[Records from a data collection]
*****

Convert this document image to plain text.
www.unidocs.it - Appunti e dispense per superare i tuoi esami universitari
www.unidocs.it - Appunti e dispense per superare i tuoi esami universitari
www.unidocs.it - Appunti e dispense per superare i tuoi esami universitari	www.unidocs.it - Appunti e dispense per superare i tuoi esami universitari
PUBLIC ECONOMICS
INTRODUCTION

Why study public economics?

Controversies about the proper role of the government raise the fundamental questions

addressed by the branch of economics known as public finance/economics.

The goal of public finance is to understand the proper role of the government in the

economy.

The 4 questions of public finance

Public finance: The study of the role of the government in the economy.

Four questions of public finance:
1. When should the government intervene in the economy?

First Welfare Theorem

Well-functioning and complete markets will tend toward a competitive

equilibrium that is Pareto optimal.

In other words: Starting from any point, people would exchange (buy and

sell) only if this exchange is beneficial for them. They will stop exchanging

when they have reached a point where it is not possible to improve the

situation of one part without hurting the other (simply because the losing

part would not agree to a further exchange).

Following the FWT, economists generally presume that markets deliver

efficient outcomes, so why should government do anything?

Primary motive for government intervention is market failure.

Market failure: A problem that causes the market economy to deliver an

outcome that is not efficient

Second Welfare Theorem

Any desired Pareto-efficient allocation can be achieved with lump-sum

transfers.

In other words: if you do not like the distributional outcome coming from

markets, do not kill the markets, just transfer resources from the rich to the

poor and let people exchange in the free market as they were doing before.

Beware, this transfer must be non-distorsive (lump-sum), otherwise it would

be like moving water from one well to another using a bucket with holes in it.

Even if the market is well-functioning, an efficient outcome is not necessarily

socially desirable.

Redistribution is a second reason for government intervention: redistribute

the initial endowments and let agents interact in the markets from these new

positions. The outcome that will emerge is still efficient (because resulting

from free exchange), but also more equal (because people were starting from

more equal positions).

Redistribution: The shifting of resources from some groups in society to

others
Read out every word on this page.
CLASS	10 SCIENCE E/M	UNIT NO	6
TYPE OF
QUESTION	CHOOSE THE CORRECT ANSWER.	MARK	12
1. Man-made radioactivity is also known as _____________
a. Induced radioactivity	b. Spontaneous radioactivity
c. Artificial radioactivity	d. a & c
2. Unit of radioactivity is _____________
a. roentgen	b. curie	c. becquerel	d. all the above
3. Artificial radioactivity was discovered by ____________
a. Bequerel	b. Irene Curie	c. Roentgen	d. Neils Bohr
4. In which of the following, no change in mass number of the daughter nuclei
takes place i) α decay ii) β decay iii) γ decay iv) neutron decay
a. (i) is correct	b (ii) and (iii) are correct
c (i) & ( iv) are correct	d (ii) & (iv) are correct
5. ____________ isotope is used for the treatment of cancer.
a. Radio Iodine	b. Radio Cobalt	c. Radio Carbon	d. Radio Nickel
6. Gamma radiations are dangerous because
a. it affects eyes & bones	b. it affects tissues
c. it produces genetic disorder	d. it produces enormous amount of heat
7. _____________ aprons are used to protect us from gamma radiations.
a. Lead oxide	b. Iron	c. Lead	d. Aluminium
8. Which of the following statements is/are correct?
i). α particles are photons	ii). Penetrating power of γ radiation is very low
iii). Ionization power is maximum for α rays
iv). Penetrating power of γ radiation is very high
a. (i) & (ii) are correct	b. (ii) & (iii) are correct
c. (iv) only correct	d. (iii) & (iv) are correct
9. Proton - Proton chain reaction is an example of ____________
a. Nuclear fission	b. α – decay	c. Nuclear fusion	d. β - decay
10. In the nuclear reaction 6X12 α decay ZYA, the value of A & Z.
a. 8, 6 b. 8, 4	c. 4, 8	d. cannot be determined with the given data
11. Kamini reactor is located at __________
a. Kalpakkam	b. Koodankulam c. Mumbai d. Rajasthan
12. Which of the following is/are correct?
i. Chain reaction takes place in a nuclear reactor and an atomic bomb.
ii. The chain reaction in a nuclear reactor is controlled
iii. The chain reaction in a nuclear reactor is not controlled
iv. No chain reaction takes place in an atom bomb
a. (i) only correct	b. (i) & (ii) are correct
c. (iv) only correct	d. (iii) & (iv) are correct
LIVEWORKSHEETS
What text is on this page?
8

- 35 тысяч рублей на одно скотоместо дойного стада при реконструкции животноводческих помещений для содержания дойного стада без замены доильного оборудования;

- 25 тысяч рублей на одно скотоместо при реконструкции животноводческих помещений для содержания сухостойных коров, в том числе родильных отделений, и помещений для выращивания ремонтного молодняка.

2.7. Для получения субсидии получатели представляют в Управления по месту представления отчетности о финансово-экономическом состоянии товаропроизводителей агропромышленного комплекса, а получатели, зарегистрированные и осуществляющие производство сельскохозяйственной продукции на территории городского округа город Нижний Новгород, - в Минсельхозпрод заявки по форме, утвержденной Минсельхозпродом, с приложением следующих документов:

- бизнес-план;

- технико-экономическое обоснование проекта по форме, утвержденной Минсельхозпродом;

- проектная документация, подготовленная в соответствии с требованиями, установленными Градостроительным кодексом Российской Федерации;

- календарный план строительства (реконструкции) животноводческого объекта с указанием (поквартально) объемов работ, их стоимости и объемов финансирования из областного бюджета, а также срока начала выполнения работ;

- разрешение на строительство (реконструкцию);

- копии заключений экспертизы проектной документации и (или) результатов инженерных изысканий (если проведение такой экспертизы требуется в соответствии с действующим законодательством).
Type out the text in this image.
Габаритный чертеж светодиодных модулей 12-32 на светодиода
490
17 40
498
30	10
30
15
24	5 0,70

*****

### PROBLEM DESCRIPTION
Isolate the lines that hold the word "positions" and copy all of them.

### CORRECT RESPONSE
positions. The outcome that will emerge is still efficient (because resulting
more equal positions).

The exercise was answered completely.